>> start

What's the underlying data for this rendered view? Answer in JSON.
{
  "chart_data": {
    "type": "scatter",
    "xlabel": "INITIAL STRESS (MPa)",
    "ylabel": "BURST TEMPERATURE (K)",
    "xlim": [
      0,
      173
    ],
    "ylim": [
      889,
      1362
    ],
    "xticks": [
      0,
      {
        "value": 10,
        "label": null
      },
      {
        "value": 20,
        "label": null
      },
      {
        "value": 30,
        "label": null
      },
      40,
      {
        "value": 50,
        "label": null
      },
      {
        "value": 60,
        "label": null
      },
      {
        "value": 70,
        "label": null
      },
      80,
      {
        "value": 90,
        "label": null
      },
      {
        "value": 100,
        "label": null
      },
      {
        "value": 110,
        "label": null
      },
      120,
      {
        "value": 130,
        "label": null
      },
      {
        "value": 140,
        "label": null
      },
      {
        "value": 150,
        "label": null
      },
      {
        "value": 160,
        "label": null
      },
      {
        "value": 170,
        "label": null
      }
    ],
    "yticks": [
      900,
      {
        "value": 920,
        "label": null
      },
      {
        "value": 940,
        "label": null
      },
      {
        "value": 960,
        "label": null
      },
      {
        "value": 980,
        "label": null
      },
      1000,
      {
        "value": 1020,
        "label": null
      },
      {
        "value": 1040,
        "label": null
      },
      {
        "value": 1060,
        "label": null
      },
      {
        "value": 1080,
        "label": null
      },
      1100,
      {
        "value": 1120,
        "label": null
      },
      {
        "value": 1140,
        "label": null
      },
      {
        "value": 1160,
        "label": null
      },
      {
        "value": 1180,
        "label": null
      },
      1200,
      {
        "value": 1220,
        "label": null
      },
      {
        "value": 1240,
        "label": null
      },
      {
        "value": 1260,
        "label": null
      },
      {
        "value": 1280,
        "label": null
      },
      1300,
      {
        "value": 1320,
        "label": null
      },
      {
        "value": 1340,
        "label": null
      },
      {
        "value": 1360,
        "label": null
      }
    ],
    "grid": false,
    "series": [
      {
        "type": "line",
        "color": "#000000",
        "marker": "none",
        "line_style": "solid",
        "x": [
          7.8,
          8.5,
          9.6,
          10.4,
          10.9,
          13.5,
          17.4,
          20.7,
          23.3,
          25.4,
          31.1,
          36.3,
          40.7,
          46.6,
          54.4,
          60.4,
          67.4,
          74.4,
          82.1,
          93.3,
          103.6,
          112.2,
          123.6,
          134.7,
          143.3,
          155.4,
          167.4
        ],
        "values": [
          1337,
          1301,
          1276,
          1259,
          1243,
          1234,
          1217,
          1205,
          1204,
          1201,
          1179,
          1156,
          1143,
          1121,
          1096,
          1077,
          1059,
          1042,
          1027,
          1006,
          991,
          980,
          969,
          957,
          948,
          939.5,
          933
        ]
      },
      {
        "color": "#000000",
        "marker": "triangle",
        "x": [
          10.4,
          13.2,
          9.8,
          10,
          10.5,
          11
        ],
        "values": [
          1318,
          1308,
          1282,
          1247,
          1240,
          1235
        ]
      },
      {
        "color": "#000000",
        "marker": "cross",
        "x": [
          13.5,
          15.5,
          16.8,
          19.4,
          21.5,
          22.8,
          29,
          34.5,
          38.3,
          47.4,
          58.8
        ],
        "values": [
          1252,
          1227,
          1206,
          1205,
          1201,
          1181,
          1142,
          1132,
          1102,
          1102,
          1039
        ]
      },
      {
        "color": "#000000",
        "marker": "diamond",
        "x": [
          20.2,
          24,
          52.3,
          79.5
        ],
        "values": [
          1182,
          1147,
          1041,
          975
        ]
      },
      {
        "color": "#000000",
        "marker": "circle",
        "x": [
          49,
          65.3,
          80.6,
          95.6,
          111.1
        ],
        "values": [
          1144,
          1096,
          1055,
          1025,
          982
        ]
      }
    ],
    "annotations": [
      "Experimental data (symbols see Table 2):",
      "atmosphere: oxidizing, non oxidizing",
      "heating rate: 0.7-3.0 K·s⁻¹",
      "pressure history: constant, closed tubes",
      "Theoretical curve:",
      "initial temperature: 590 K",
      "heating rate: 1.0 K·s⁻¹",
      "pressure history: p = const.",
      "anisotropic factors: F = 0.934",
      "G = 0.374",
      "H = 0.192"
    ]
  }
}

>> end

## Problem to solve
Extract every line containing the string "heating" from the material.

## Reply to the exercise
      "heating rate: 0.7-3.0 K·s⁻¹",
      "heating rate: 1.0 K·s⁻¹",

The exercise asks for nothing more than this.